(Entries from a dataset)
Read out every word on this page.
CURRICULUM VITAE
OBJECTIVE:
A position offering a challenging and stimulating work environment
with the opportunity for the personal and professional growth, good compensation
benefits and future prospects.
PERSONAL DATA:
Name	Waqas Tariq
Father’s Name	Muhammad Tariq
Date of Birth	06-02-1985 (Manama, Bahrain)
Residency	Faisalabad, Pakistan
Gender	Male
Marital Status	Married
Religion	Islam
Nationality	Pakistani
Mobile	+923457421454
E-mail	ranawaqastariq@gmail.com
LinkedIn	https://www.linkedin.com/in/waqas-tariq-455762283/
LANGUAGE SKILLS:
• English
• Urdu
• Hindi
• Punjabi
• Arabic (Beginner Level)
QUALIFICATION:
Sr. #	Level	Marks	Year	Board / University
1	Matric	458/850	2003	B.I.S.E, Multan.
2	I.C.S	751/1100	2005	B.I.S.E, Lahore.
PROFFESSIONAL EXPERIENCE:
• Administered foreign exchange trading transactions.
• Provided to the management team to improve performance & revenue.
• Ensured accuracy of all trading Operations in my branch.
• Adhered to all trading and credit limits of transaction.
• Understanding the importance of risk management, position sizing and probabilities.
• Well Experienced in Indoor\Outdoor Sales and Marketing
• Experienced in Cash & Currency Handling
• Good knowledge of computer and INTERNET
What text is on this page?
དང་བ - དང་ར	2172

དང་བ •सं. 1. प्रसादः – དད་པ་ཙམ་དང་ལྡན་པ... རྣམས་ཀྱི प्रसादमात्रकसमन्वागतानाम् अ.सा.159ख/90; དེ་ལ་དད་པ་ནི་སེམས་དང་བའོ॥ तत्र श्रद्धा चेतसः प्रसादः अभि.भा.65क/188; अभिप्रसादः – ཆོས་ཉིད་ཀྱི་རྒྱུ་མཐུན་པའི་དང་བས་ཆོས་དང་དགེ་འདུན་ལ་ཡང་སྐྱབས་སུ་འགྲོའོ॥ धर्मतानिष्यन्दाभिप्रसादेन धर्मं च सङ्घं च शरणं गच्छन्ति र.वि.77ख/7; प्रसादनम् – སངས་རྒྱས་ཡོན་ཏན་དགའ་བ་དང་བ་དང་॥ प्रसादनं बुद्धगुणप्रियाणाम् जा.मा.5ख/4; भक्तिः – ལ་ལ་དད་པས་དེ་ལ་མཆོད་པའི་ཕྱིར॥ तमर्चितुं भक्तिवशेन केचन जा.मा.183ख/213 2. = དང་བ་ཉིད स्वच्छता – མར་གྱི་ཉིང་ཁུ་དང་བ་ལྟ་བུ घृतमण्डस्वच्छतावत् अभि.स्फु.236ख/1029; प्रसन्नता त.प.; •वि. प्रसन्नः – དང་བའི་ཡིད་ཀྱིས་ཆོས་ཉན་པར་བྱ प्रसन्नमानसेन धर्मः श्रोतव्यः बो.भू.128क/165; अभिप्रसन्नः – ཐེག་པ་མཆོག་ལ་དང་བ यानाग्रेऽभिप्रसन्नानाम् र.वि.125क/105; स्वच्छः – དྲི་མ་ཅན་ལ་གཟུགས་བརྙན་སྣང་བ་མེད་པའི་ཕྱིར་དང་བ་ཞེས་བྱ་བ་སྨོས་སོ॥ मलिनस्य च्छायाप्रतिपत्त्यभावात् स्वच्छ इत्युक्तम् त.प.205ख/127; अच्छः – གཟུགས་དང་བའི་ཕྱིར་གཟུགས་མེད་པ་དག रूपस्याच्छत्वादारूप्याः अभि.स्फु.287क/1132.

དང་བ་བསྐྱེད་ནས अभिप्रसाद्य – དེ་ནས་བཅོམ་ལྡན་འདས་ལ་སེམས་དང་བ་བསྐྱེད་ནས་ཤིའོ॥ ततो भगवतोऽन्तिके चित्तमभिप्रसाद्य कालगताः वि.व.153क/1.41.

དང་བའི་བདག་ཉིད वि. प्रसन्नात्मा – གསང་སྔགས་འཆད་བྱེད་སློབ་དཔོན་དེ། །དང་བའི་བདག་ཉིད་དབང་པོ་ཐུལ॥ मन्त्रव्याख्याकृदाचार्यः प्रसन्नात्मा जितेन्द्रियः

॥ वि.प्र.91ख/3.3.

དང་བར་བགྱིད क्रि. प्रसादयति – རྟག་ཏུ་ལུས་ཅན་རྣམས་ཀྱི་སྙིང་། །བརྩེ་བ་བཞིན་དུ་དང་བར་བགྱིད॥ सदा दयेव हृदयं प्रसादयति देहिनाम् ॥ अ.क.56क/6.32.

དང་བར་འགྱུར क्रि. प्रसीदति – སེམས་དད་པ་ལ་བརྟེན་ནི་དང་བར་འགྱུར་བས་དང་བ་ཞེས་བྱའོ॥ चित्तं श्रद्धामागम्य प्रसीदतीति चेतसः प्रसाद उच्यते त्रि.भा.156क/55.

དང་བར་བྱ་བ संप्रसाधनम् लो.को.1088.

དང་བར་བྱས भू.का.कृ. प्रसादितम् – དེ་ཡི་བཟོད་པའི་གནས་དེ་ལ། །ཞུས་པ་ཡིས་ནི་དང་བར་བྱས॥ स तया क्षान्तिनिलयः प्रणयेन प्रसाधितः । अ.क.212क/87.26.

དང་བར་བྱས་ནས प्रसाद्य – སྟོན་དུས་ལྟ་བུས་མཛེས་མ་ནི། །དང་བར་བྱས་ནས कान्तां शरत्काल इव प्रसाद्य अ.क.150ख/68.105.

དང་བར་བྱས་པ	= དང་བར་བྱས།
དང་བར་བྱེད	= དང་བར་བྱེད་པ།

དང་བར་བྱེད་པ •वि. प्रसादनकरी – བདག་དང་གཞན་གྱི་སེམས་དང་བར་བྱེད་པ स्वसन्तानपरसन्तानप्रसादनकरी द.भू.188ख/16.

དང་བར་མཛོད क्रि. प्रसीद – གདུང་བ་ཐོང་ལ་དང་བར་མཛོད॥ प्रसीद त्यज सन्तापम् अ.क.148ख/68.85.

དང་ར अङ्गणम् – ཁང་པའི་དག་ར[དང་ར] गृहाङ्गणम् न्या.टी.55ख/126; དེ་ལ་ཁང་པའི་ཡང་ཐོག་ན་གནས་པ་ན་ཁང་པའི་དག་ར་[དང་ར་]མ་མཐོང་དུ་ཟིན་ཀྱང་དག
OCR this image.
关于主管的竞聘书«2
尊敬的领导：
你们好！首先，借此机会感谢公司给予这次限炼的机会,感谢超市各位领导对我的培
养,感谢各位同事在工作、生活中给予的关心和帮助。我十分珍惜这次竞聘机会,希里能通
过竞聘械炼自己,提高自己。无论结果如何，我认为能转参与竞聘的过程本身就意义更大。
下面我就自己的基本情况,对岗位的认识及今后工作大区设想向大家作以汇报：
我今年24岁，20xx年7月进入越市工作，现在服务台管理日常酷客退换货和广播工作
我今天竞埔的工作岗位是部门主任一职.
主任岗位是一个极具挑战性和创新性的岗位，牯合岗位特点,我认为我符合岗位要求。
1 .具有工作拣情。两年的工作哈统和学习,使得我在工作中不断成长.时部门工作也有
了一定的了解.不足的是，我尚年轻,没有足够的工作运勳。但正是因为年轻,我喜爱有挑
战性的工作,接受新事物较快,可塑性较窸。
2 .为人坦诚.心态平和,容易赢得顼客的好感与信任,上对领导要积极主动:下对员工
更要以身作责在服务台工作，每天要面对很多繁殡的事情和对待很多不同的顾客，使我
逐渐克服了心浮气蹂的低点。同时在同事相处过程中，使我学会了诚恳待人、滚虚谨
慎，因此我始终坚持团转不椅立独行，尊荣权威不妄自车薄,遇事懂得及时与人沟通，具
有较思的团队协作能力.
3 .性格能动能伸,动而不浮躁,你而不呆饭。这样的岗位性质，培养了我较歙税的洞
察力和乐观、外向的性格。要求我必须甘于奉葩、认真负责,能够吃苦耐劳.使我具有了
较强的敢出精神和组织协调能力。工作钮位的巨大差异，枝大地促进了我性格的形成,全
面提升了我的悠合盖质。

Stated exercise
Show the lines of the data that hold the word "this".

Response below
Read out every word on this page.
What text is on this page?
OCR this image.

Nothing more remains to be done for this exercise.